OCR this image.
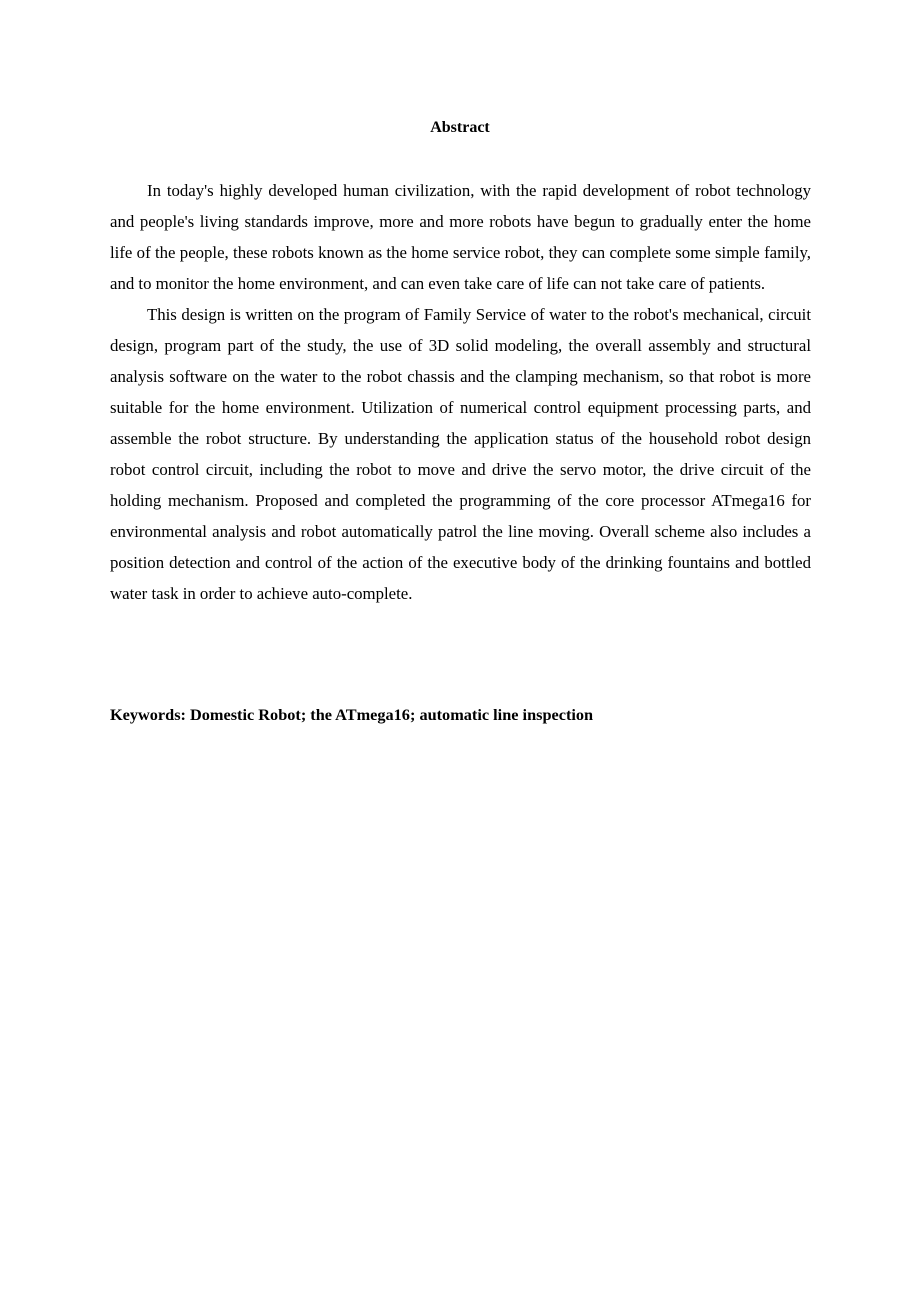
Abstract

In today's highly developed human civilization, with the rapid development of robot technology and people's living standards improve, more and more robots have begun to gradually enter the home life of the people, these robots known as the home service robot, they can complete some simple family, and to monitor the home environment, and can even take care of life can not take care of patients.

This design is written on the program of Family Service of water to the robot's mechanical, circuit design, program part of the study, the use of 3D solid modeling, the overall assembly and structural analysis software on the water to the robot chassis and the clamping mechanism, so that robot is more suitable for the home environment. Utilization of numerical control equipment processing parts, and assemble the robot structure. By understanding the application status of the household robot design robot control circuit, including the robot to move and drive the servo motor, the drive circuit of the holding mechanism. Proposed and completed the programming of the core processor ATmega16 for environmental analysis and robot automatically patrol the line moving. Overall scheme also includes a position detection and control of the action of the executive body of the drinking fountains and bottled water task in order to achieve auto-complete.

Keywords: Domestic Robot; the ATmega16; automatic line inspection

▸ What is required
All of the records above should be reproduced exactly, with the pictures left out.

▸ Answer area
OCR this image.
Abstract

In today's highly developed human civilization, with the rapid development of robot technology and people's living standards improve, more and more robots have begun to gradually enter the home life of the people, these robots known as the home service robot, they can complete some simple family, and to monitor the home environment, and can even take care of life can not take care of patients.

This design is written on the program of Family Service of water to the robot's mechanical, circuit design, program part of the study, the use of 3D solid modeling, the overall assembly and structural analysis software on the water to the robot chassis and the clamping mechanism, so that robot is more suitable for the home environment. Utilization of numerical control equipment processing parts, and assemble the robot structure. By understanding the application status of the household robot design robot control circuit, including the robot to move and drive the servo motor, the drive circuit of the holding mechanism. Proposed and completed the programming of the core processor ATmega16 for environmental analysis and robot automatically patrol the line moving. Overall scheme also includes a position detection and control of the action of the executive body of the drinking fountains and bottled water task in order to achieve auto-complete.

Keywords: Domestic Robot; the ATmega16; automatic line inspection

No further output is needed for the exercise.